***** Data for analysis

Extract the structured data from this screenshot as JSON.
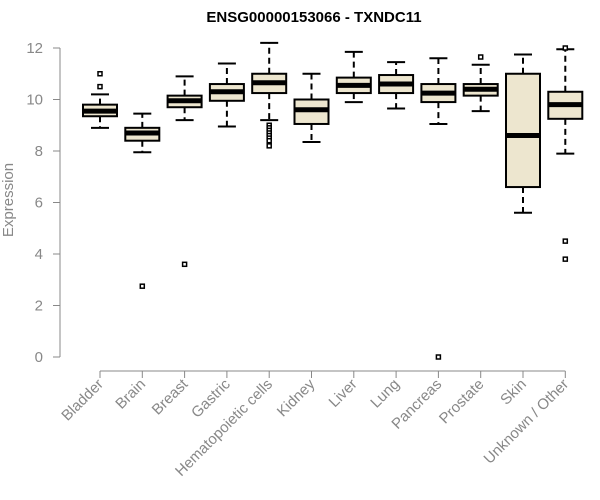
{
  "chart_data": {
    "type": "boxplot",
    "title": "ENSG00000153066 - TXNDC11",
    "ylabel": "Expression",
    "xlabel": "",
    "ylim": [
      0,
      12
    ],
    "yticks": [
      0,
      2,
      4,
      6,
      8,
      10,
      12
    ],
    "box_color": "#ede6cf",
    "outline_color": "#000000",
    "grid": false,
    "categories": [
      "Bladder",
      "Brain",
      "Breast",
      "Gastric",
      "Hematopoietic cells",
      "Kidney",
      "Liver",
      "Lung",
      "Pancreas",
      "Prostate",
      "Skin",
      "Unknown / Other"
    ],
    "boxes": [
      {
        "whisker_low": 8.9,
        "q1": 9.35,
        "median": 9.55,
        "q3": 9.8,
        "whisker_high": 10.2,
        "outliers": [
          10.5,
          11.0
        ]
      },
      {
        "whisker_low": 7.95,
        "q1": 8.4,
        "median": 8.7,
        "q3": 8.9,
        "whisker_high": 9.45,
        "outliers": [
          2.75
        ]
      },
      {
        "whisker_low": 9.2,
        "q1": 9.7,
        "median": 9.95,
        "q3": 10.15,
        "whisker_high": 10.9,
        "outliers": [
          3.6
        ]
      },
      {
        "whisker_low": 8.95,
        "q1": 9.95,
        "median": 10.3,
        "q3": 10.6,
        "whisker_high": 11.4,
        "outliers": []
      },
      {
        "whisker_low": 9.2,
        "q1": 10.25,
        "median": 10.65,
        "q3": 11.0,
        "whisker_high": 12.2,
        "outliers": [
          9.0,
          8.9,
          8.8,
          8.7,
          8.6,
          8.5,
          8.4,
          8.2
        ]
      },
      {
        "whisker_low": 8.35,
        "q1": 9.05,
        "median": 9.6,
        "q3": 10.0,
        "whisker_high": 11.0,
        "outliers": []
      },
      {
        "whisker_low": 9.9,
        "q1": 10.25,
        "median": 10.55,
        "q3": 10.85,
        "whisker_high": 11.85,
        "outliers": []
      },
      {
        "whisker_low": 9.65,
        "q1": 10.25,
        "median": 10.6,
        "q3": 10.95,
        "whisker_high": 11.45,
        "outliers": []
      },
      {
        "whisker_low": 9.05,
        "q1": 9.9,
        "median": 10.25,
        "q3": 10.6,
        "whisker_high": 11.6,
        "outliers": [
          0.0
        ]
      },
      {
        "whisker_low": 9.55,
        "q1": 10.15,
        "median": 10.4,
        "q3": 10.6,
        "whisker_high": 11.35,
        "outliers": [
          11.65
        ]
      },
      {
        "whisker_low": 5.6,
        "q1": 6.6,
        "median": 8.6,
        "q3": 11.0,
        "whisker_high": 11.75,
        "outliers": []
      },
      {
        "whisker_low": 7.9,
        "q1": 9.25,
        "median": 9.8,
        "q3": 10.3,
        "whisker_high": 11.95,
        "outliers": [
          12.0,
          4.5,
          3.8
        ]
      }
    ]
  }
}
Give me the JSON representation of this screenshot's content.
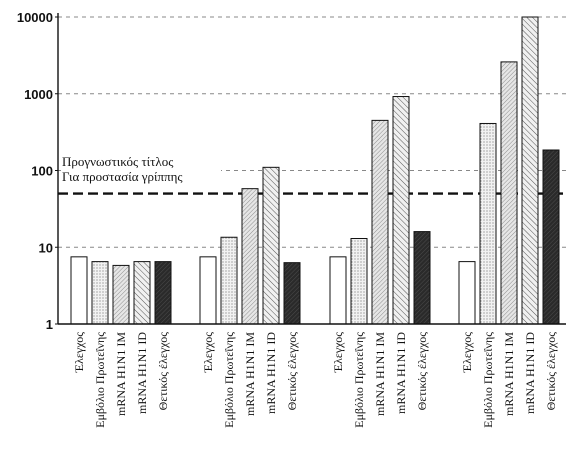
{
  "chart_data": {
    "type": "bar",
    "yscale": "log",
    "ylim": [
      1,
      10000
    ],
    "yticks": [
      "1",
      "10",
      "100",
      "1000",
      "10000"
    ],
    "grid": true,
    "threshold": {
      "value": 50,
      "label_line1": "Προγνωστικός τίτλος",
      "label_line2": "Για προστασία γρίππης"
    },
    "group_categories": [
      "Έλεγχος",
      "Εμβόλιο Πρωτεΐνης",
      "mRNA H1N1 IM",
      "mRNA H1N1 ID",
      "Θετικός έλεγχος"
    ],
    "groups": [
      {
        "values": [
          7.5,
          6.5,
          5.8,
          6.5,
          6.5
        ]
      },
      {
        "values": [
          7.5,
          13.5,
          58,
          110,
          6.3
        ]
      },
      {
        "values": [
          7.5,
          13,
          450,
          920,
          16
        ]
      },
      {
        "values": [
          6.5,
          410,
          2600,
          10000,
          185
        ]
      }
    ],
    "patterns": [
      "white",
      "dotted",
      "hatch-fine",
      "hatch-diagonal",
      "dark"
    ]
  }
}
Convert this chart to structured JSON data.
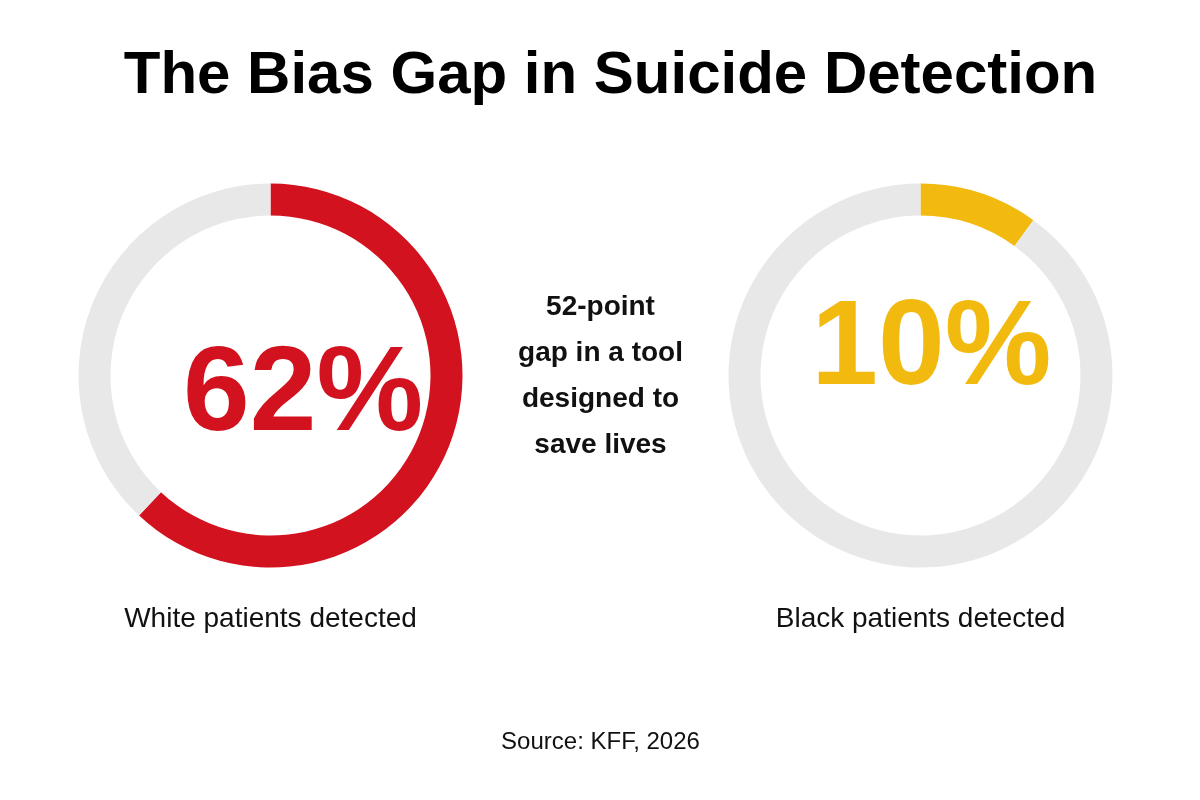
{
  "chart_data": [
    {
      "type": "donut",
      "title": "The Bias Gap in Suicide Detection",
      "categories": [
        null,
        null
      ],
      "values": [
        62,
        38
      ],
      "colors": [
        "#d2121f",
        "#e8e8e8"
      ],
      "value_labels": [
        "62%",
        null
      ],
      "xlabel": "White patients detected"
    },
    {
      "type": "other",
      "annotations": [
        "52-point\ngap in a tool\ndesigned to\nsave lives",
        "Source: KFF, 2026"
      ]
    },
    {
      "type": "donut",
      "categories": [
        null,
        null
      ],
      "values": [
        10,
        90
      ],
      "colors": [
        "#f2b90f",
        "#e8e8e8"
      ],
      "value_labels": [
        "10%",
        null
      ],
      "xlabel": "Black patients detected"
    }
  ]
}
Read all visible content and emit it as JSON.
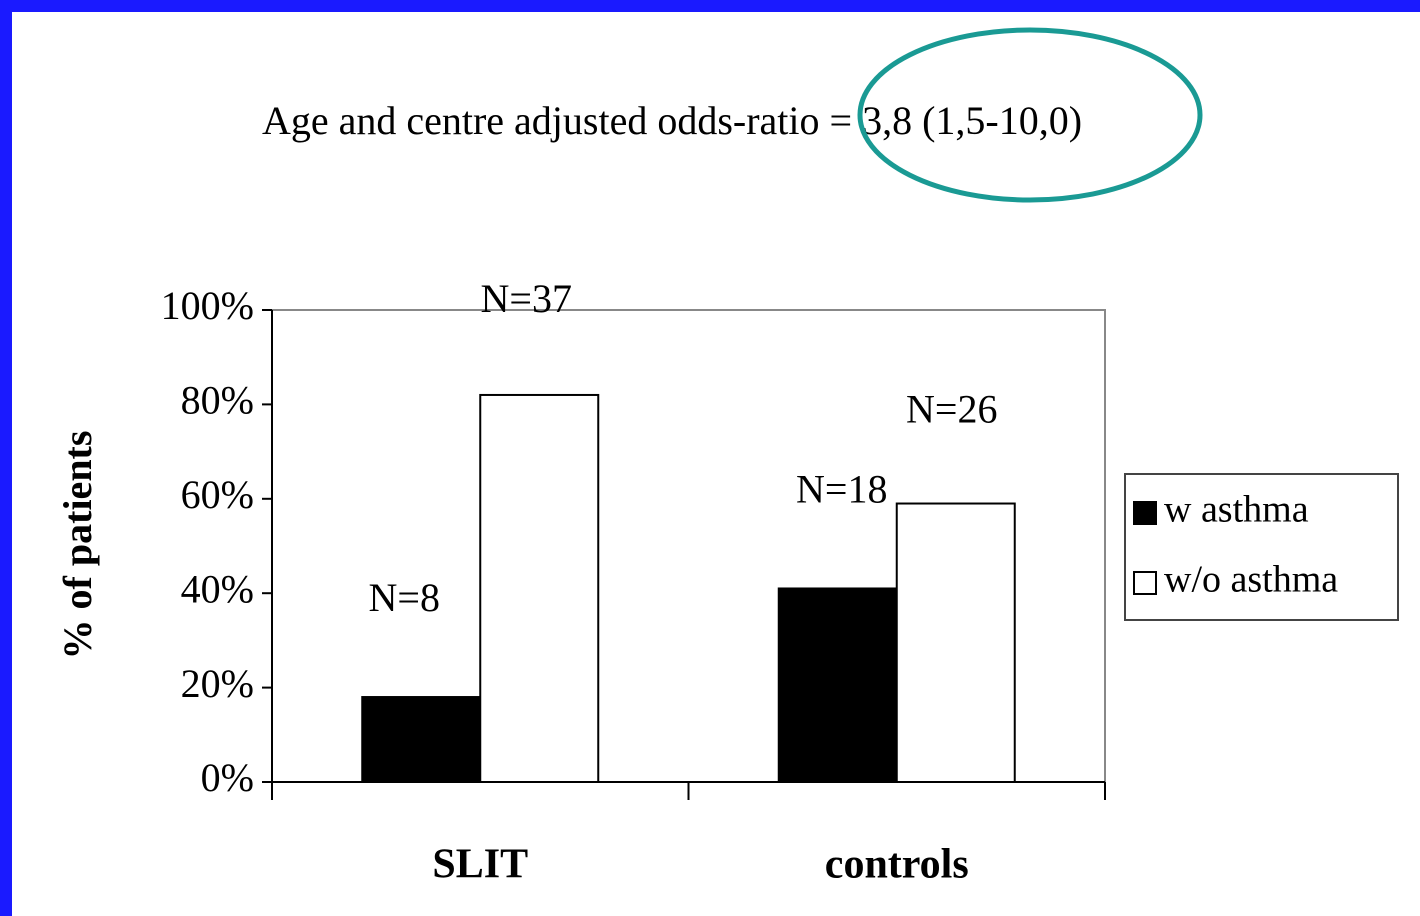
{
  "chart_data": {
    "type": "bar",
    "title": "Age and centre adjusted odds-ratio = 3,8 (1,5-10,0)",
    "y_label": "% of patients",
    "categories": [
      "SLIT",
      "controls"
    ],
    "series": [
      {
        "name": "w asthma",
        "color": "#000000",
        "values": [
          18,
          41
        ],
        "annotations": [
          "N=8",
          "N=18"
        ]
      },
      {
        "name": "w/o asthma",
        "color": "#ffffff",
        "values": [
          82,
          59
        ],
        "annotations": [
          "N=37",
          "N=26"
        ]
      }
    ],
    "ylim": [
      0,
      100
    ],
    "yticks": [
      {
        "value": 0,
        "label": "0%"
      },
      {
        "value": 20,
        "label": "20%"
      },
      {
        "value": 40,
        "label": "40%"
      },
      {
        "value": 60,
        "label": "60%"
      },
      {
        "value": 80,
        "label": "80%"
      },
      {
        "value": 100,
        "label": "100%"
      }
    ],
    "legend": "right"
  }
}
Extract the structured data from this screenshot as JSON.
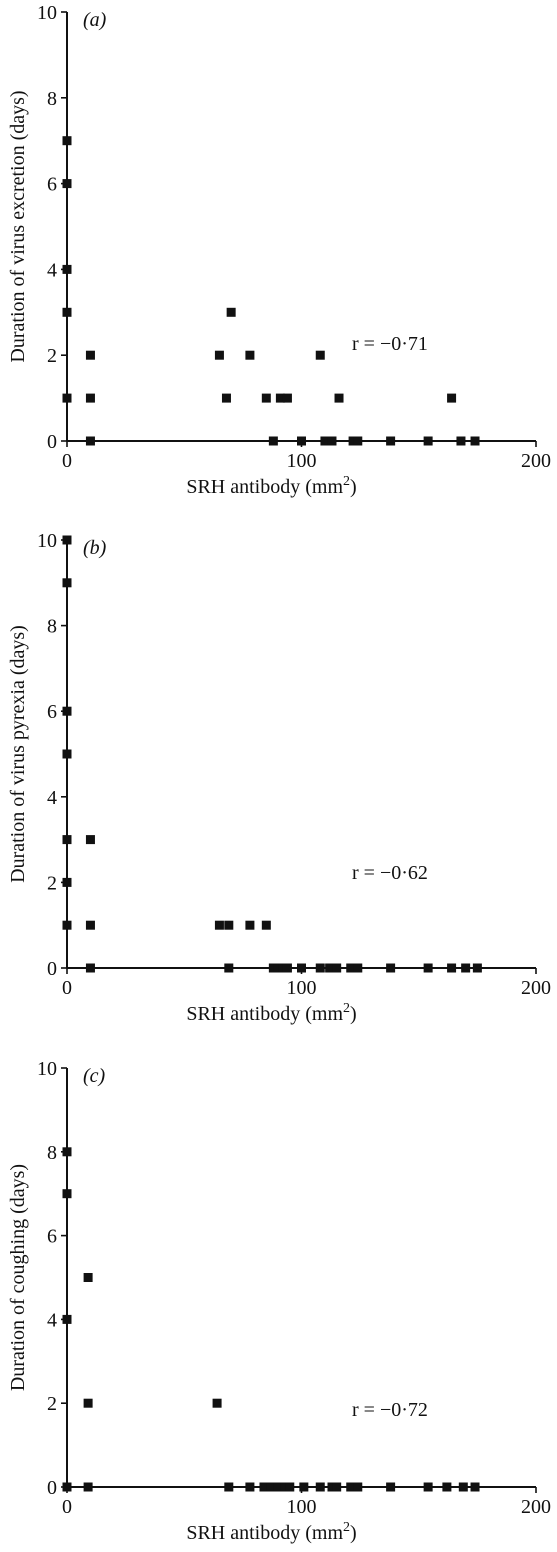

**********

> **Exercise brief**:
Looking at the entries, work out how many lines include the word "detected" and give the number by itself.

> **Exercise output**:
2